• _Given instruction_
Below is a listing; write it out exactly and drop any images from it.

##### Material for the task #####

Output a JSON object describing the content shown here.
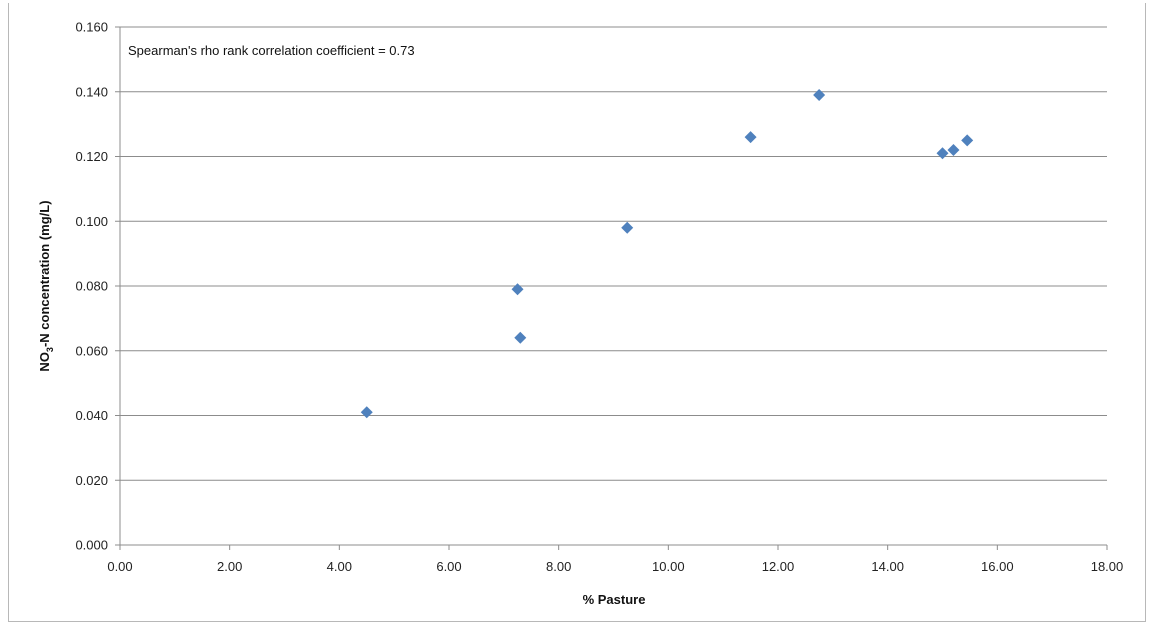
{
  "chart_data": {
    "type": "scatter",
    "title": "",
    "xlabel": "% Pasture",
    "ylabel_parts": {
      "pre": "NO",
      "sub": "3",
      "post": "-N concentration (mg/L)"
    },
    "xlim": [
      0,
      18
    ],
    "ylim": [
      0,
      0.16
    ],
    "x_ticks": [
      "0.00",
      "2.00",
      "4.00",
      "6.00",
      "8.00",
      "10.00",
      "12.00",
      "14.00",
      "16.00",
      "18.00"
    ],
    "y_ticks": [
      "0.000",
      "0.020",
      "0.040",
      "0.060",
      "0.080",
      "0.100",
      "0.120",
      "0.140",
      "0.160"
    ],
    "grid": "horizontal",
    "annotation": "Spearman's rho rank correlation coefficient  = 0.73",
    "marker_color": "#4f81bd",
    "marker": "diamond",
    "points": [
      {
        "x": 4.5,
        "y": 0.041
      },
      {
        "x": 7.25,
        "y": 0.079
      },
      {
        "x": 7.3,
        "y": 0.064
      },
      {
        "x": 9.25,
        "y": 0.098
      },
      {
        "x": 11.5,
        "y": 0.126
      },
      {
        "x": 12.75,
        "y": 0.139
      },
      {
        "x": 15.0,
        "y": 0.121
      },
      {
        "x": 15.2,
        "y": 0.122
      },
      {
        "x": 15.45,
        "y": 0.125
      }
    ]
  }
}
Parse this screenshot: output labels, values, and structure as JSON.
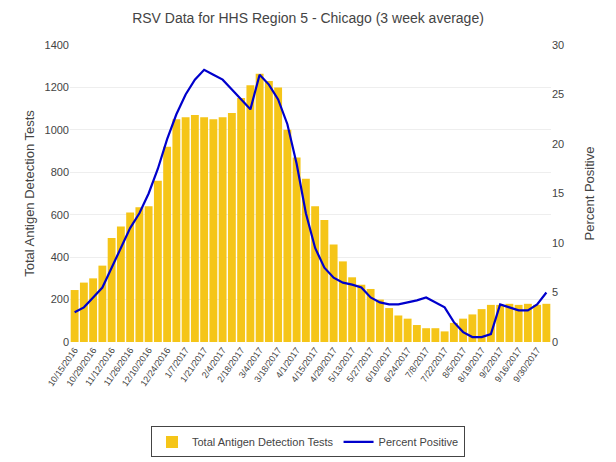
{
  "chart_data": {
    "type": "bar",
    "title": "RSV Data for HHS Region 5 - Chicago (3 week average)",
    "ylabel": "Total Antigen Detection Tests",
    "y2label": "Percent Positive",
    "categories": [
      "10/15/2016",
      null,
      "10/29/2016",
      null,
      "11/12/2016",
      null,
      "11/26/2016",
      null,
      "12/10/2016",
      null,
      "12/24/2016",
      null,
      "1/7/2017",
      null,
      "1/21/2017",
      null,
      "2/4/2017",
      null,
      "2/18/2017",
      null,
      "3/4/2017",
      null,
      "3/18/2017",
      null,
      "4/1/2017",
      null,
      "4/15/2017",
      null,
      "4/29/2017",
      null,
      "5/13/2017",
      null,
      "5/27/2017",
      null,
      "6/10/2017",
      null,
      "6/24/2017",
      null,
      "7/8/2017",
      null,
      "7/22/2017",
      null,
      "8/5/2017",
      null,
      "8/19/2017",
      null,
      "9/2/2017",
      null,
      "9/16/2017",
      null,
      "9/30/2017",
      null
    ],
    "series": [
      {
        "name": "Total Antigen Detection Tests",
        "type": "bar",
        "color": "#F5C518",
        "values": [
          245,
          280,
          300,
          360,
          490,
          545,
          610,
          635,
          640,
          760,
          920,
          1050,
          1060,
          1070,
          1060,
          1050,
          1060,
          1080,
          1150,
          1210,
          1265,
          1230,
          1200,
          1000,
          870,
          770,
          640,
          575,
          460,
          380,
          305,
          270,
          250,
          200,
          160,
          125,
          110,
          80,
          65,
          65,
          50,
          90,
          110,
          130,
          155,
          175,
          175,
          180,
          175,
          180,
          175,
          180
        ]
      },
      {
        "name": "Percent Positive",
        "type": "line",
        "color": "#0000CC",
        "axis": "y2",
        "values": [
          3.0,
          3.5,
          4.5,
          5.5,
          7.5,
          9.5,
          11.5,
          13.0,
          15.0,
          17.5,
          20.5,
          23.0,
          25.0,
          26.5,
          27.5,
          27.0,
          26.5,
          25.5,
          24.5,
          23.5,
          27.0,
          26.0,
          24.5,
          22.0,
          18.0,
          13.0,
          9.5,
          7.5,
          6.5,
          6.0,
          5.8,
          5.5,
          4.5,
          4.0,
          3.8,
          3.8,
          4.0,
          4.2,
          4.5,
          4.0,
          3.5,
          2.0,
          1.0,
          0.5,
          0.5,
          0.8,
          3.8,
          3.5,
          3.2,
          3.2,
          3.8,
          5.0
        ]
      }
    ],
    "ylim": [
      0,
      1400
    ],
    "yticks": [
      0,
      200,
      400,
      600,
      800,
      1000,
      1200,
      1400
    ],
    "y2lim": [
      0,
      30
    ],
    "y2ticks": [
      0,
      5,
      10,
      15,
      20,
      25,
      30
    ],
    "grid": true,
    "legend": "bottom"
  }
}
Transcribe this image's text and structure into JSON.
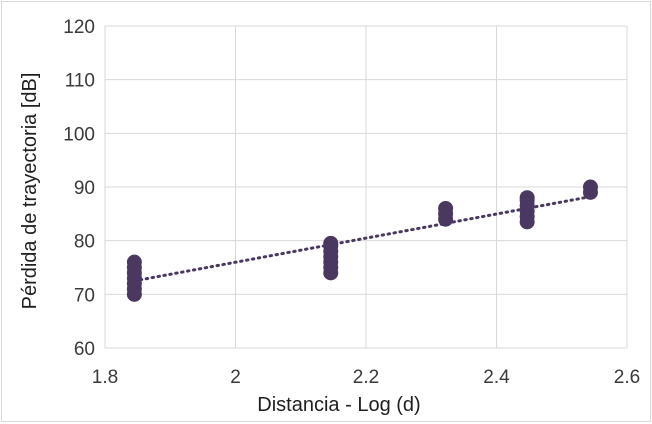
{
  "chart_data": {
    "type": "scatter",
    "title": "",
    "xlabel": "Distancia - Log (d)",
    "ylabel": "Pérdida de trayectoria [dB]",
    "xlim": [
      1.8,
      2.6
    ],
    "ylim": [
      60,
      120
    ],
    "x_ticks": [
      "1.8",
      "2",
      "2.2",
      "2.4",
      "2.6"
    ],
    "y_ticks": [
      "60",
      "70",
      "80",
      "90",
      "100",
      "110",
      "120"
    ],
    "grid": true,
    "legend": "none",
    "marker_color": "#4b3860",
    "series": [
      {
        "points": [
          {
            "x": 1.845,
            "y": 70.0
          },
          {
            "x": 1.845,
            "y": 71.0
          },
          {
            "x": 1.845,
            "y": 72.0
          },
          {
            "x": 1.845,
            "y": 73.0
          },
          {
            "x": 1.845,
            "y": 74.0
          },
          {
            "x": 1.845,
            "y": 75.0
          },
          {
            "x": 1.845,
            "y": 76.0
          },
          {
            "x": 2.146,
            "y": 74.0
          },
          {
            "x": 2.146,
            "y": 75.0
          },
          {
            "x": 2.146,
            "y": 76.0
          },
          {
            "x": 2.146,
            "y": 77.0
          },
          {
            "x": 2.146,
            "y": 78.0
          },
          {
            "x": 2.146,
            "y": 79.0
          },
          {
            "x": 2.146,
            "y": 79.5
          },
          {
            "x": 2.322,
            "y": 84.0
          },
          {
            "x": 2.322,
            "y": 85.0
          },
          {
            "x": 2.322,
            "y": 86.0
          },
          {
            "x": 2.447,
            "y": 83.5
          },
          {
            "x": 2.447,
            "y": 84.5
          },
          {
            "x": 2.447,
            "y": 85.5
          },
          {
            "x": 2.447,
            "y": 86.5
          },
          {
            "x": 2.447,
            "y": 87.5
          },
          {
            "x": 2.447,
            "y": 88.0
          },
          {
            "x": 2.544,
            "y": 89.0
          },
          {
            "x": 2.544,
            "y": 90.0
          }
        ]
      }
    ],
    "trendline": {
      "style": "dotted",
      "color": "#4b3860",
      "x": [
        1.845,
        2.544
      ],
      "y": [
        72.5,
        88.2
      ]
    }
  }
}
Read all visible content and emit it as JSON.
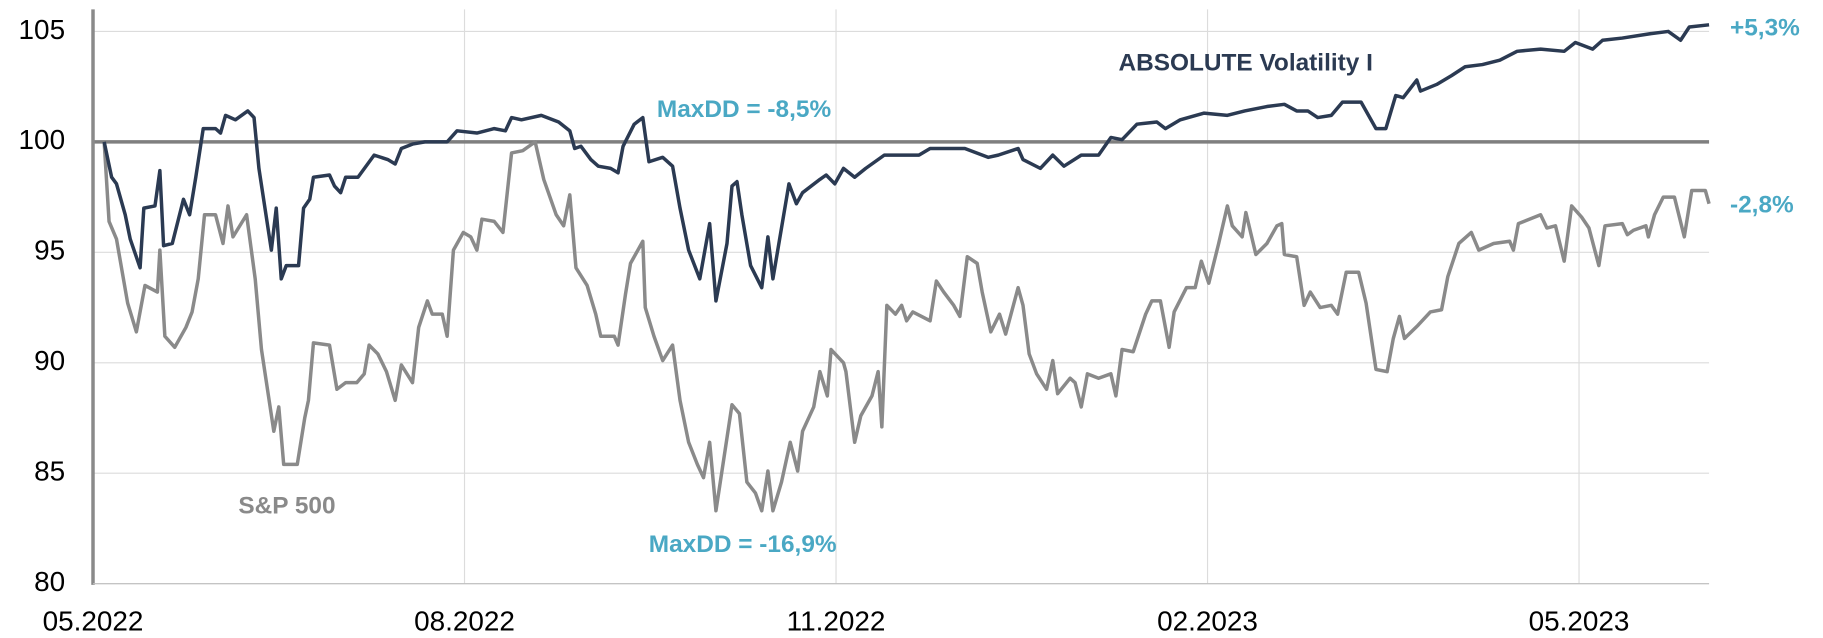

#####

• _Response to this exercise_
Output a JSON object describing the content shown here.
{
  "chart_data": {
    "type": "scatter",
    "title": "",
    "xlabel": "% Pasture",
    "ylabel_parts": {
      "pre": "NO",
      "sub": "3",
      "post": "-N concentration (mg/L)"
    },
    "xlim": [
      0,
      18
    ],
    "ylim": [
      0,
      0.16
    ],
    "x_ticks": [
      "0.00",
      "2.00",
      "4.00",
      "6.00",
      "8.00",
      "10.00",
      "12.00",
      "14.00",
      "16.00",
      "18.00"
    ],
    "y_ticks": [
      "0.000",
      "0.020",
      "0.040",
      "0.060",
      "0.080",
      "0.100",
      "0.120",
      "0.140",
      "0.160"
    ],
    "grid": "horizontal",
    "annotation": "Spearman's rho rank correlation coefficient  = 0.73",
    "marker_color": "#4f81bd",
    "marker": "diamond",
    "points": [
      {
        "x": 4.5,
        "y": 0.041
      },
      {
        "x": 7.25,
        "y": 0.079
      },
      {
        "x": 7.3,
        "y": 0.064
      },
      {
        "x": 9.25,
        "y": 0.098
      },
      {
        "x": 11.5,
        "y": 0.126
      },
      {
        "x": 12.75,
        "y": 0.139
      },
      {
        "x": 15.0,
        "y": 0.121
      },
      {
        "x": 15.2,
        "y": 0.122
      },
      {
        "x": 15.45,
        "y": 0.125
      }
    ]
  }
}
Parse this screenshot: output labels, values, and structure as JSON.
{
  "chart_data": {
    "type": "bar",
    "title": "RSV Data for HHS Region 5 - Chicago (3 week average)",
    "ylabel": "Total Antigen Detection Tests",
    "y2label": "Percent Positive",
    "categories": [
      "10/15/2016",
      null,
      "10/29/2016",
      null,
      "11/12/2016",
      null,
      "11/26/2016",
      null,
      "12/10/2016",
      null,
      "12/24/2016",
      null,
      "1/7/2017",
      null,
      "1/21/2017",
      null,
      "2/4/2017",
      null,
      "2/18/2017",
      null,
      "3/4/2017",
      null,
      "3/18/2017",
      null,
      "4/1/2017",
      null,
      "4/15/2017",
      null,
      "4/29/2017",
      null,
      "5/13/2017",
      null,
      "5/27/2017",
      null,
      "6/10/2017",
      null,
      "6/24/2017",
      null,
      "7/8/2017",
      null,
      "7/22/2017",
      null,
      "8/5/2017",
      null,
      "8/19/2017",
      null,
      "9/2/2017",
      null,
      "9/16/2017",
      null,
      "9/30/2017",
      null
    ],
    "series": [
      {
        "name": "Total Antigen Detection Tests",
        "type": "bar",
        "color": "#F5C518",
        "values": [
          245,
          280,
          300,
          360,
          490,
          545,
          610,
          635,
          640,
          760,
          920,
          1050,
          1060,
          1070,
          1060,
          1050,
          1060,
          1080,
          1150,
          1210,
          1265,
          1230,
          1200,
          1000,
          870,
          770,
          640,
          575,
          460,
          380,
          305,
          270,
          250,
          200,
          160,
          125,
          110,
          80,
          65,
          65,
          50,
          90,
          110,
          130,
          155,
          175,
          175,
          180,
          175,
          180,
          175,
          180
        ]
      },
      {
        "name": "Percent Positive",
        "type": "line",
        "color": "#0000CC",
        "axis": "y2",
        "values": [
          3.0,
          3.5,
          4.5,
          5.5,
          7.5,
          9.5,
          11.5,
          13.0,
          15.0,
          17.5,
          20.5,
          23.0,
          25.0,
          26.5,
          27.5,
          27.0,
          26.5,
          25.5,
          24.5,
          23.5,
          27.0,
          26.0,
          24.5,
          22.0,
          18.0,
          13.0,
          9.5,
          7.5,
          6.5,
          6.0,
          5.8,
          5.5,
          4.5,
          4.0,
          3.8,
          3.8,
          4.0,
          4.2,
          4.5,
          4.0,
          3.5,
          2.0,
          1.0,
          0.5,
          0.5,
          0.8,
          3.8,
          3.5,
          3.2,
          3.2,
          3.8,
          5.0
        ]
      }
    ],
    "ylim": [
      0,
      1400
    ],
    "yticks": [
      0,
      200,
      400,
      600,
      800,
      1000,
      1200,
      1400
    ],
    "y2lim": [
      0,
      30
    ],
    "y2ticks": [
      0,
      5,
      10,
      15,
      20,
      25,
      30
    ],
    "grid": true,
    "legend": "bottom"
  }
}
Transcribe this image's text and structure into JSON.
{
  "chart_data": {
    "type": "scatter",
    "title": "",
    "xlabel": "Distancia - Log (d)",
    "ylabel": "Pérdida de trayectoria [dB]",
    "xlim": [
      1.8,
      2.6
    ],
    "ylim": [
      60,
      120
    ],
    "x_ticks": [
      "1.8",
      "2",
      "2.2",
      "2.4",
      "2.6"
    ],
    "y_ticks": [
      "60",
      "70",
      "80",
      "90",
      "100",
      "110",
      "120"
    ],
    "grid": true,
    "legend": "none",
    "marker_color": "#4b3860",
    "series": [
      {
        "points": [
          {
            "x": 1.845,
            "y": 70.0
          },
          {
            "x": 1.845,
            "y": 71.0
          },
          {
            "x": 1.845,
            "y": 72.0
          },
          {
            "x": 1.845,
            "y": 73.0
          },
          {
            "x": 1.845,
            "y": 74.0
          },
          {
            "x": 1.845,
            "y": 75.0
          },
          {
            "x": 1.845,
            "y": 76.0
          },
          {
            "x": 2.146,
            "y": 74.0
          },
          {
            "x": 2.146,
            "y": 75.0
          },
          {
            "x": 2.146,
            "y": 76.0
          },
          {
            "x": 2.146,
            "y": 77.0
          },
          {
            "x": 2.146,
            "y": 78.0
          },
          {
            "x": 2.146,
            "y": 79.0
          },
          {
            "x": 2.146,
            "y": 79.5
          },
          {
            "x": 2.322,
            "y": 84.0
          },
          {
            "x": 2.322,
            "y": 85.0
          },
          {
            "x": 2.322,
            "y": 86.0
          },
          {
            "x": 2.447,
            "y": 83.5
          },
          {
            "x": 2.447,
            "y": 84.5
          },
          {
            "x": 2.447,
            "y": 85.5
          },
          {
            "x": 2.447,
            "y": 86.5
          },
          {
            "x": 2.447,
            "y": 87.5
          },
          {
            "x": 2.447,
            "y": 88.0
          },
          {
            "x": 2.544,
            "y": 89.0
          },
          {
            "x": 2.544,
            "y": 90.0
          }
        ]
      }
    ],
    "trendline": {
      "style": "dotted",
      "color": "#4b3860",
      "x": [
        1.845,
        2.544
      ],
      "y": [
        72.5,
        88.2
      ]
    }
  }
}
Read all visible content and emit it as JSON.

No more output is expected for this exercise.